_STORED ROWS_.
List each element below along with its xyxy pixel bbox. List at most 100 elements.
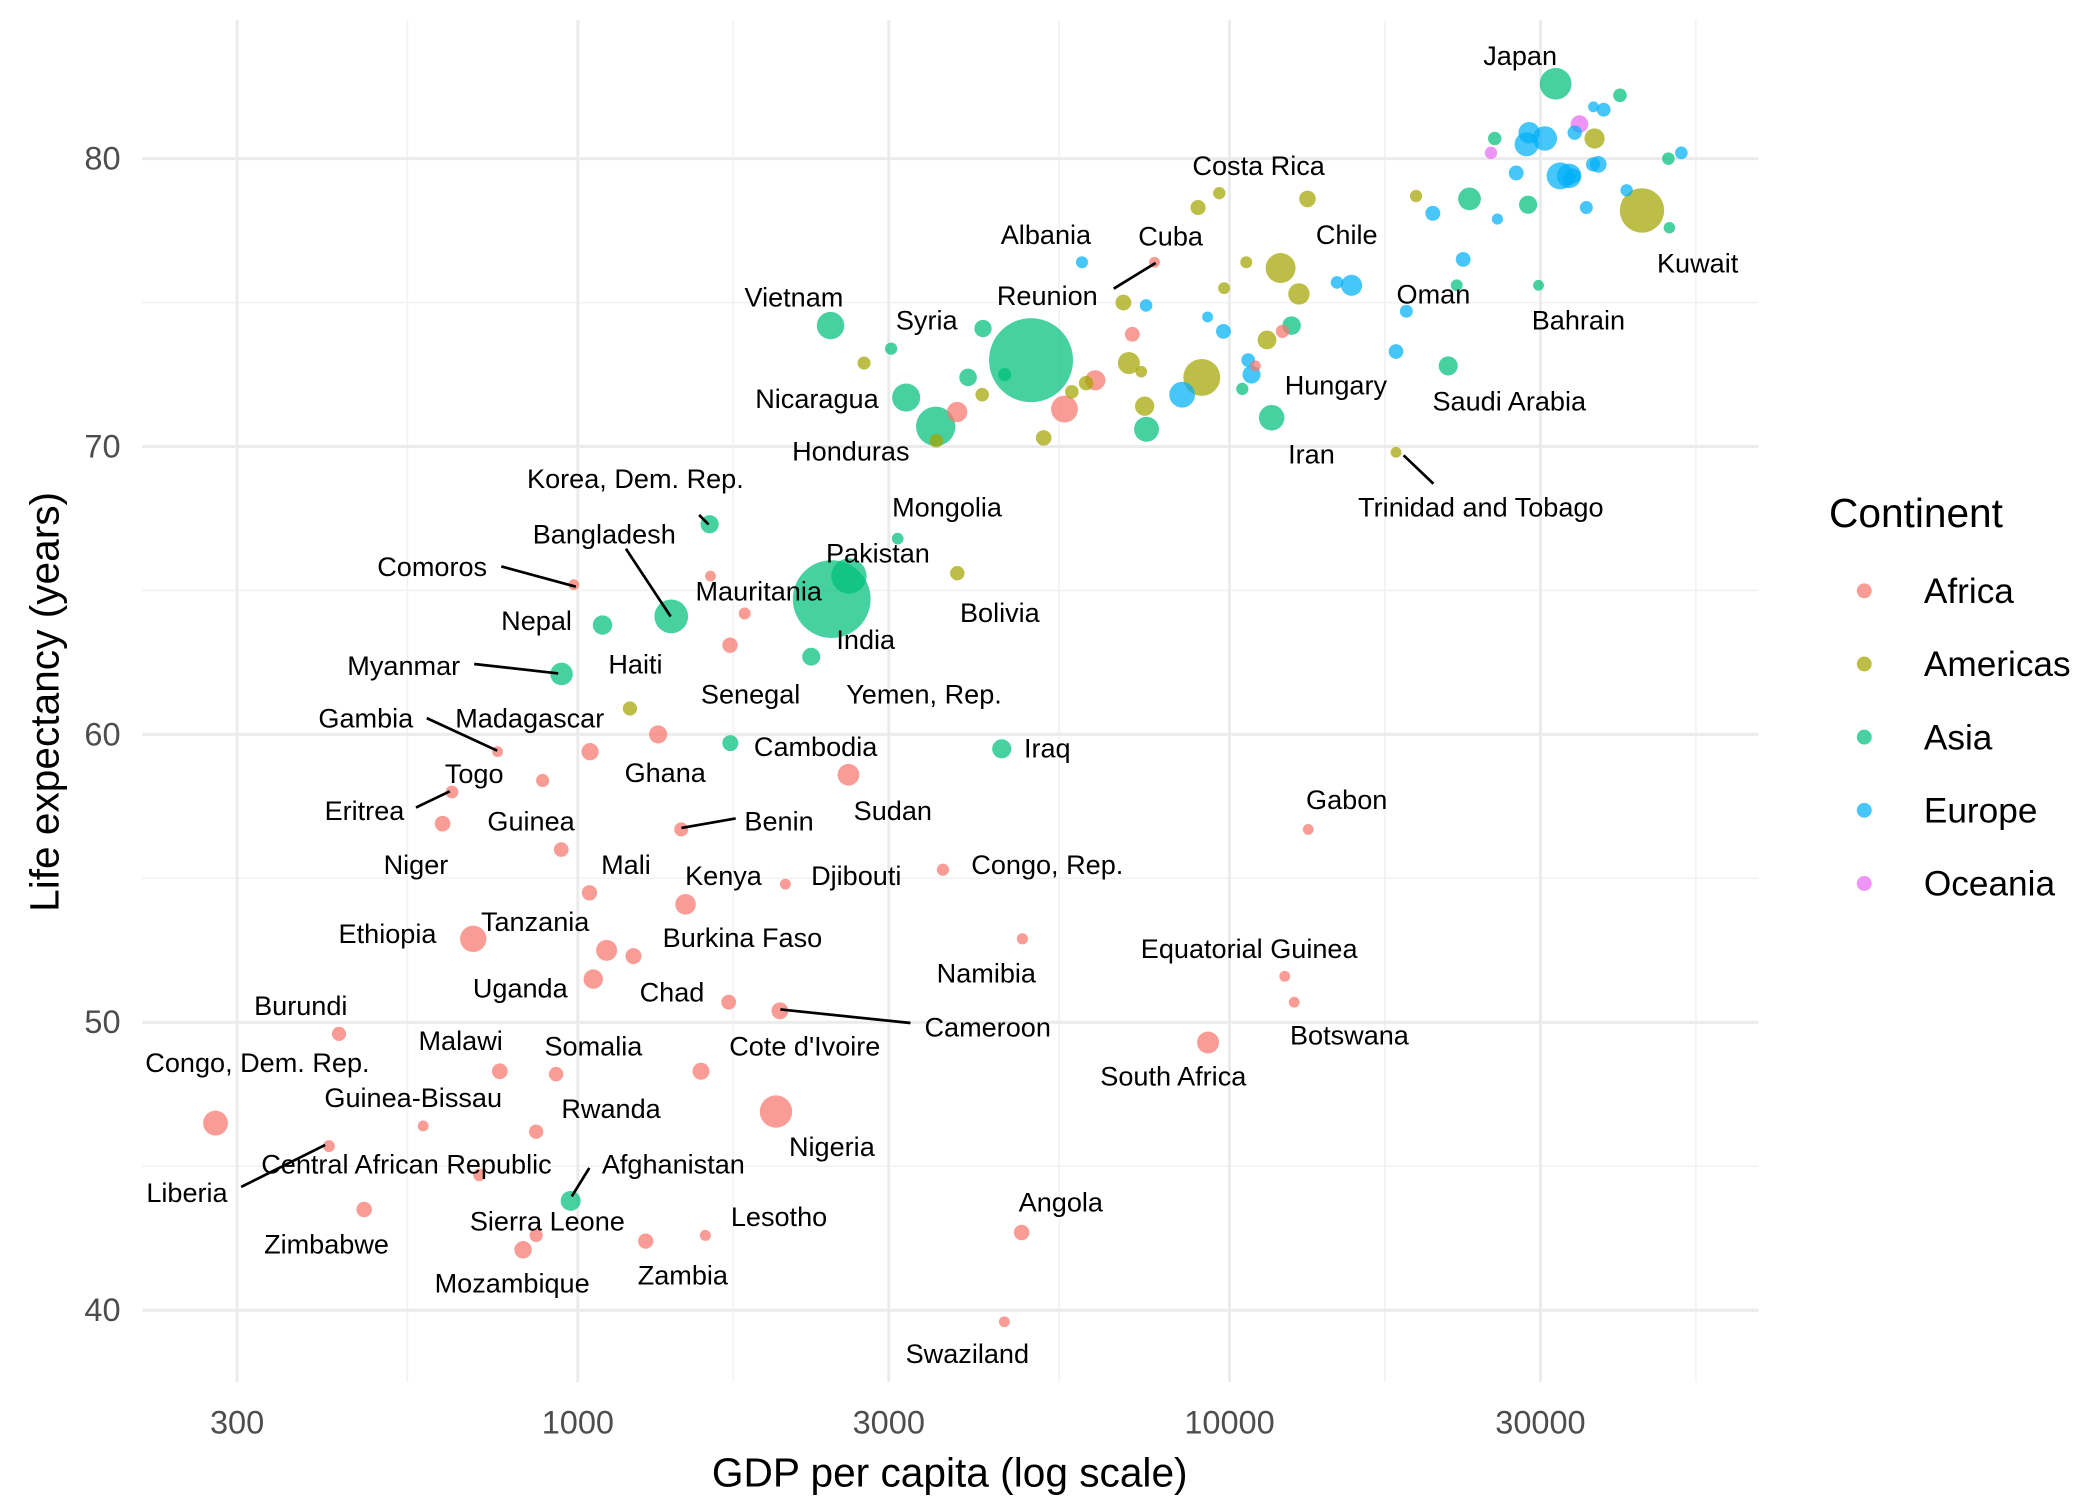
==
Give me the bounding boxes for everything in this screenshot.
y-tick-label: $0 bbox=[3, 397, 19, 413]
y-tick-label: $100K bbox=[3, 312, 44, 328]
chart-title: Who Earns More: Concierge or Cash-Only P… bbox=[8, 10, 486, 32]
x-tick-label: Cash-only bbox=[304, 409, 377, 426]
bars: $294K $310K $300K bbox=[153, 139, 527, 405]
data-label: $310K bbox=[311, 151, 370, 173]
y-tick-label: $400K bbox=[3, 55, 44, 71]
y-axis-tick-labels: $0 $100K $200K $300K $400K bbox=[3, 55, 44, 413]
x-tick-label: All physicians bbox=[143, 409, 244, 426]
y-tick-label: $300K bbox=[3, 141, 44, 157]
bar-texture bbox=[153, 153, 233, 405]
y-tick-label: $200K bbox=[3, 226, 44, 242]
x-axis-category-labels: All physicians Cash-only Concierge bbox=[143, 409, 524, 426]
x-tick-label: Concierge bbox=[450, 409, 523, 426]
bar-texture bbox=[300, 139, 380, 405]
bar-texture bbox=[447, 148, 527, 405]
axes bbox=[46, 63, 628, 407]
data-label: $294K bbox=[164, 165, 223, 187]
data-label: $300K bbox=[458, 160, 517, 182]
--
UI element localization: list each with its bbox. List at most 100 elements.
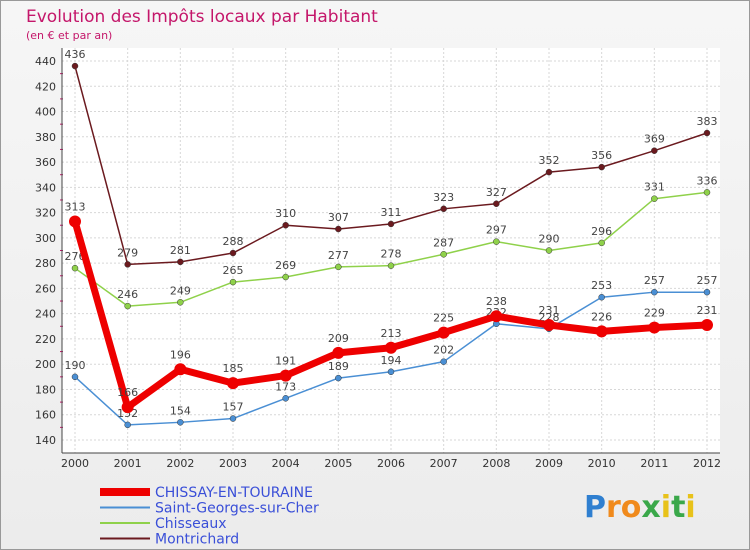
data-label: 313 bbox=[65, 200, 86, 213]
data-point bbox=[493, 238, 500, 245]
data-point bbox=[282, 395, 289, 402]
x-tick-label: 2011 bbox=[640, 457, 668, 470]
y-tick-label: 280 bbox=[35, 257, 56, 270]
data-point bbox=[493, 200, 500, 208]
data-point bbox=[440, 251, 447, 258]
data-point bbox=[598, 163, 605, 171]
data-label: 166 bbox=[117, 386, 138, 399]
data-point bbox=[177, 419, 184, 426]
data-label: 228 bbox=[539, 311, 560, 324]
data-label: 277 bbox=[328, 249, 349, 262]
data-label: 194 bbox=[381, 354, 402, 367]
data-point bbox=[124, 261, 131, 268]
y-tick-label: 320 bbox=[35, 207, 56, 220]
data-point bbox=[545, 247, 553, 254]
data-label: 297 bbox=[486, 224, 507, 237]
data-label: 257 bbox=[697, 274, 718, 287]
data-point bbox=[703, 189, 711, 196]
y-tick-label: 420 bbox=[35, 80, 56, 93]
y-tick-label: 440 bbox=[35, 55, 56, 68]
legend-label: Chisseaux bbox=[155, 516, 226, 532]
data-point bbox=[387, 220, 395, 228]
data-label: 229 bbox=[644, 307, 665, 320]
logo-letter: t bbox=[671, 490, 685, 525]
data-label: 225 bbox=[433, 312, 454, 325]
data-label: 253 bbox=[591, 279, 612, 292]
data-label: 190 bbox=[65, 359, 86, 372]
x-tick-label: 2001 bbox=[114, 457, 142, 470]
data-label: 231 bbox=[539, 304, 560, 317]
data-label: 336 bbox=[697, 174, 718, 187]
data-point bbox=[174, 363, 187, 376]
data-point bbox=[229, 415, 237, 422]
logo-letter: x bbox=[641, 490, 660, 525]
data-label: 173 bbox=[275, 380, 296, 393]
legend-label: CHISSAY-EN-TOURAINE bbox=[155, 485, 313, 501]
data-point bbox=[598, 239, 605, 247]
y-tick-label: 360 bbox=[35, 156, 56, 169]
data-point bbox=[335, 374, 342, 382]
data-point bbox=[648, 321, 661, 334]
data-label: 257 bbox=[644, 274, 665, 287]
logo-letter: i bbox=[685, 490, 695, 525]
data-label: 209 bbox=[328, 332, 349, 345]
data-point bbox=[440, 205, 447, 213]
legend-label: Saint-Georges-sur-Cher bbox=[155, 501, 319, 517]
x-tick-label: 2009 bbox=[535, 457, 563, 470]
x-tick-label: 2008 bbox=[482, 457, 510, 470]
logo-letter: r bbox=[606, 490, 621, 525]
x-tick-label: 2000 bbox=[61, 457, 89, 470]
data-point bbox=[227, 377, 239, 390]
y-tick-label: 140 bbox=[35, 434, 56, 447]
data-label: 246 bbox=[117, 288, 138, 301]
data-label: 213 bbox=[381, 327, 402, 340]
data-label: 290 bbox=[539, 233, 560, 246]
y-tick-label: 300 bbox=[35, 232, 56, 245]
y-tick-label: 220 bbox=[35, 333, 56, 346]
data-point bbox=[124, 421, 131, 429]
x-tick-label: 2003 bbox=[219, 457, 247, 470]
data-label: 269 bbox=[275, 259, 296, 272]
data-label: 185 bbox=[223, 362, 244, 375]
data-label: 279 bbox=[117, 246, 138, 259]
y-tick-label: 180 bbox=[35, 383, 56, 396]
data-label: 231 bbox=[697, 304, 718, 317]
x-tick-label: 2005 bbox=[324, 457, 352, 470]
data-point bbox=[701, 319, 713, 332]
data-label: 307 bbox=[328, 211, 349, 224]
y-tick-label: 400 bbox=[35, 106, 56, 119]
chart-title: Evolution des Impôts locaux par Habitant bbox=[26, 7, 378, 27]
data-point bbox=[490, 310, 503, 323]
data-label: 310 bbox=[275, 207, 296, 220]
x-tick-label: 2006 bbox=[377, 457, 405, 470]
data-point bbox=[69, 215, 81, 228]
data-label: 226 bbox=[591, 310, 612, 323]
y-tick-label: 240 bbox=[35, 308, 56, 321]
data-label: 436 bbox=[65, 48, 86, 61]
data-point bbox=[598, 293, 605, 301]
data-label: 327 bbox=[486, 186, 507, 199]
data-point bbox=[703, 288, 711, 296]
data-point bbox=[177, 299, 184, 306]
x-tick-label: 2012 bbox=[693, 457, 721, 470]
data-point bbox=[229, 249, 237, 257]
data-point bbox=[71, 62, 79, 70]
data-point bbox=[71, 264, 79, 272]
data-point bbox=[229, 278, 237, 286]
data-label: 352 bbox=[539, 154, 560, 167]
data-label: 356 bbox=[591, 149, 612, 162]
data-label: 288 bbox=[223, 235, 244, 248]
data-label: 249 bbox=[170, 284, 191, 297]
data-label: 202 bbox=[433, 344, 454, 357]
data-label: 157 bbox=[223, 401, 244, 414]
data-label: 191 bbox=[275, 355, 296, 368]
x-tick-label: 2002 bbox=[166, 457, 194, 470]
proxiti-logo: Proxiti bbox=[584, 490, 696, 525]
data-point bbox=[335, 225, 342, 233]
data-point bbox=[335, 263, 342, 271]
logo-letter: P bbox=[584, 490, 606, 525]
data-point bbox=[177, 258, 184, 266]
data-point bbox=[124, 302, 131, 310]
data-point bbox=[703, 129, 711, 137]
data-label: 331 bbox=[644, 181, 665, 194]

_PROBLEM_. Repeat the listing lines verbatim, from the line containing "Give me the" through the line containing "data-label: $310K bbox=[311, 151, 370, 173]", both included.

_CORRECT RESPONSE_.
Give me the bounding boxes for everything in this screenshot.
y-tick-label: $0 bbox=[3, 397, 19, 413]
y-tick-label: $100K bbox=[3, 312, 44, 328]
chart-title: Who Earns More: Concierge or Cash-Only P… bbox=[8, 10, 486, 32]
x-tick-label: Cash-only bbox=[304, 409, 377, 426]
bars: $294K $310K $300K bbox=[153, 139, 527, 405]
data-label: $310K bbox=[311, 151, 370, 173]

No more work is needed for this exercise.